## STATED EXERCISE
Would you set down every entry shown below, precisely as written?

## MATERIAL PROVIDED
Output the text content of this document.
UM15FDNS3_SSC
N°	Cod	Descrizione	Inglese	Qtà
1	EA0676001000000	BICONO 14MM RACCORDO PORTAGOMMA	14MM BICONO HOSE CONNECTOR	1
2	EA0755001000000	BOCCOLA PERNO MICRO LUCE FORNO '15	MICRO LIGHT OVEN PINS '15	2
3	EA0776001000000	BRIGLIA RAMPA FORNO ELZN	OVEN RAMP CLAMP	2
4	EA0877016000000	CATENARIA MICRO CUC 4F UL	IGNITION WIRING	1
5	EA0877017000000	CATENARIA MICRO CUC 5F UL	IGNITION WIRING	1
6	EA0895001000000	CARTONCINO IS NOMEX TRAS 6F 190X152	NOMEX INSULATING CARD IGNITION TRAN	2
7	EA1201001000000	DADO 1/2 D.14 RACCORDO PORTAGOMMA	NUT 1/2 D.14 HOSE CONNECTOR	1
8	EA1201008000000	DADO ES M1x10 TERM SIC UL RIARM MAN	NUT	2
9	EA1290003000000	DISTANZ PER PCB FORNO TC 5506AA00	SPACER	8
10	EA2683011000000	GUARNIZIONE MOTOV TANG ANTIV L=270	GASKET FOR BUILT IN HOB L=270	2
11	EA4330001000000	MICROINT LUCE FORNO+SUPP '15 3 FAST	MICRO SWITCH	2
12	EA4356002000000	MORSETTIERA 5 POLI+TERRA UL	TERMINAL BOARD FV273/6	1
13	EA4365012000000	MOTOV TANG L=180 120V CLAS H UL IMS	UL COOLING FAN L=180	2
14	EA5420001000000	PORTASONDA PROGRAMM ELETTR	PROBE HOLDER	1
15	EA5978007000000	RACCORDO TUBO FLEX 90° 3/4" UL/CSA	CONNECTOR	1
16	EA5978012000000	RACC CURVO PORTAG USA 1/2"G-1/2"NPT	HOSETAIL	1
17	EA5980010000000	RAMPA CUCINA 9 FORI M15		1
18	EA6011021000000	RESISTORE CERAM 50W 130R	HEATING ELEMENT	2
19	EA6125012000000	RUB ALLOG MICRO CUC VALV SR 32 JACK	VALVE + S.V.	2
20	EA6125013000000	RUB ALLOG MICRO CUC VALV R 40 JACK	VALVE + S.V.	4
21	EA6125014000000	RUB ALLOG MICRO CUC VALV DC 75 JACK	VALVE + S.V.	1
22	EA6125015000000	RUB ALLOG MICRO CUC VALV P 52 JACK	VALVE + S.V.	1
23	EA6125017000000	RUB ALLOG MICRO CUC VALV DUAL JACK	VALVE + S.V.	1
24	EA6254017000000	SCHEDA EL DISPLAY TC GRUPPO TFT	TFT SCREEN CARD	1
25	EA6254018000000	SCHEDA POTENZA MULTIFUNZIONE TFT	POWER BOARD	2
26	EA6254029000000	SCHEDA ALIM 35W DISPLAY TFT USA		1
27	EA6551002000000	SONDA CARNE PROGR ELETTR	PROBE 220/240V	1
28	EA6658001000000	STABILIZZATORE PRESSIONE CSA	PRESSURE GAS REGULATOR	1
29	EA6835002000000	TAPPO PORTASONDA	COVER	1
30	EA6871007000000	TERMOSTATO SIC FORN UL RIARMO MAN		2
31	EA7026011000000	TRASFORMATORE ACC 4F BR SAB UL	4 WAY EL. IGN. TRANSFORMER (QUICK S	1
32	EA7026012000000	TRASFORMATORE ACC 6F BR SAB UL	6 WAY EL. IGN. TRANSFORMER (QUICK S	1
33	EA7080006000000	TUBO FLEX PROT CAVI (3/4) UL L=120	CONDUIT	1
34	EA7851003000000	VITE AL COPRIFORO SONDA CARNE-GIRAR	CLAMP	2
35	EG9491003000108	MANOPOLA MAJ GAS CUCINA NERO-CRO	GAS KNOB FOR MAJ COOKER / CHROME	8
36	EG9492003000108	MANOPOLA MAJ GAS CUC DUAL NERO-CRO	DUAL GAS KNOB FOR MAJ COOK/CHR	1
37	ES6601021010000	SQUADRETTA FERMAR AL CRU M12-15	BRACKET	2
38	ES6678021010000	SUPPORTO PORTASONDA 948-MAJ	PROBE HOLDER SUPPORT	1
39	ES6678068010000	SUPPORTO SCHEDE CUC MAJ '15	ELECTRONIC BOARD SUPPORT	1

## ANSWER TO THE PROBLEM
Output the text content of this document.
UM15FDNS3_SSC
N°	Cod	Descrizione	Inglese	Qtà
1	EA0676001000000	BICONO 14MM RACCORDO PORTAGOMMA	14MM BICONO HOSE CONNECTOR	1
2	EA0755001000000	BOCCOLA PERNO MICRO LUCE FORNO '15	MICRO LIGHT OVEN PINS '15	2
3	EA0776001000000	BRIGLIA RAMPA FORNO ELZN	OVEN RAMP CLAMP	2
4	EA0877016000000	CATENARIA MICRO CUC 4F UL	IGNITION WIRING	1
5	EA0877017000000	CATENARIA MICRO CUC 5F UL	IGNITION WIRING	1
6	EA0895001000000	CARTONCINO IS NOMEX TRAS 6F 190X152	NOMEX INSULATING CARD IGNITION TRAN	2
7	EA1201001000000	DADO 1/2 D.14 RACCORDO PORTAGOMMA	NUT 1/2 D.14 HOSE CONNECTOR	1
8	EA1201008000000	DADO ES M1x10 TERM SIC UL RIARM MAN	NUT	2
9	EA1290003000000	DISTANZ PER PCB FORNO TC 5506AA00	SPACER	8
10	EA2683011000000	GUARNIZIONE MOTOV TANG ANTIV L=270	GASKET FOR BUILT IN HOB L=270	2
11	EA4330001000000	MICROINT LUCE FORNO+SUPP '15 3 FAST	MICRO SWITCH	2
12	EA4356002000000	MORSETTIERA 5 POLI+TERRA UL	TERMINAL BOARD FV273/6	1
13	EA4365012000000	MOTOV TANG L=180 120V CLAS H UL IMS	UL COOLING FAN L=180	2
14	EA5420001000000	PORTASONDA PROGRAMM ELETTR	PROBE HOLDER	1
15	EA5978007000000	RACCORDO TUBO FLEX 90° 3/4" UL/CSA	CONNECTOR	1
16	EA5978012000000	RACC CURVO PORTAG USA 1/2"G-1/2"NPT	HOSETAIL	1
17	EA5980010000000	RAMPA CUCINA 9 FORI M15		1
18	EA6011021000000	RESISTORE CERAM 50W 130R	HEATING ELEMENT	2
19	EA6125012000000	RUB ALLOG MICRO CUC VALV SR 32 JACK	VALVE + S.V.	2
20	EA6125013000000	RUB ALLOG MICRO CUC VALV R 40 JACK	VALVE + S.V.	4
21	EA6125014000000	RUB ALLOG MICRO CUC VALV DC 75 JACK	VALVE + S.V.	1
22	EA6125015000000	RUB ALLOG MICRO CUC VALV P 52 JACK	VALVE + S.V.	1
23	EA6125017000000	RUB ALLOG MICRO CUC VALV DUAL JACK	VALVE + S.V.	1
24	EA6254017000000	SCHEDA EL DISPLAY TC GRUPPO TFT	TFT SCREEN CARD	1
25	EA6254018000000	SCHEDA POTENZA MULTIFUNZIONE TFT	POWER BOARD	2
26	EA6254029000000	SCHEDA ALIM 35W DISPLAY TFT USA		1
27	EA6551002000000	SONDA CARNE PROGR ELETTR	PROBE 220/240V	1
28	EA6658001000000	STABILIZZATORE PRESSIONE CSA	PRESSURE GAS REGULATOR	1
29	EA6835002000000	TAPPO PORTASONDA	COVER	1
30	EA6871007000000	TERMOSTATO SIC FORN UL RIARMO MAN		2
31	EA7026011000000	TRASFORMATORE ACC 4F BR SAB UL	4 WAY EL. IGN. TRANSFORMER (QUICK S	1
32	EA7026012000000	TRASFORMATORE ACC 6F BR SAB UL	6 WAY EL. IGN. TRANSFORMER (QUICK S	1
33	EA7080006000000	TUBO FLEX PROT CAVI (3/4) UL L=120	CONDUIT	1
34	EA7851003000000	VITE AL COPRIFORO SONDA CARNE-GIRAR	CLAMP	2
35	EG9491003000108	MANOPOLA MAJ GAS CUCINA NERO-CRO	GAS KNOB FOR MAJ COOKER / CHROME	8
36	EG9492003000108	MANOPOLA MAJ GAS CUC DUAL NERO-CRO	DUAL GAS KNOB FOR MAJ COOK/CHR	1
37	ES6601021010000	SQUADRETTA FERMAR AL CRU M12-15	BRACKET	2
38	ES6678021010000	SUPPORTO PORTASONDA 948-MAJ	PROBE HOLDER SUPPORT	1
39	ES6678068010000	SUPPORTO SCHEDE CUC MAJ '15	ELECTRONIC BOARD SUPPORT	1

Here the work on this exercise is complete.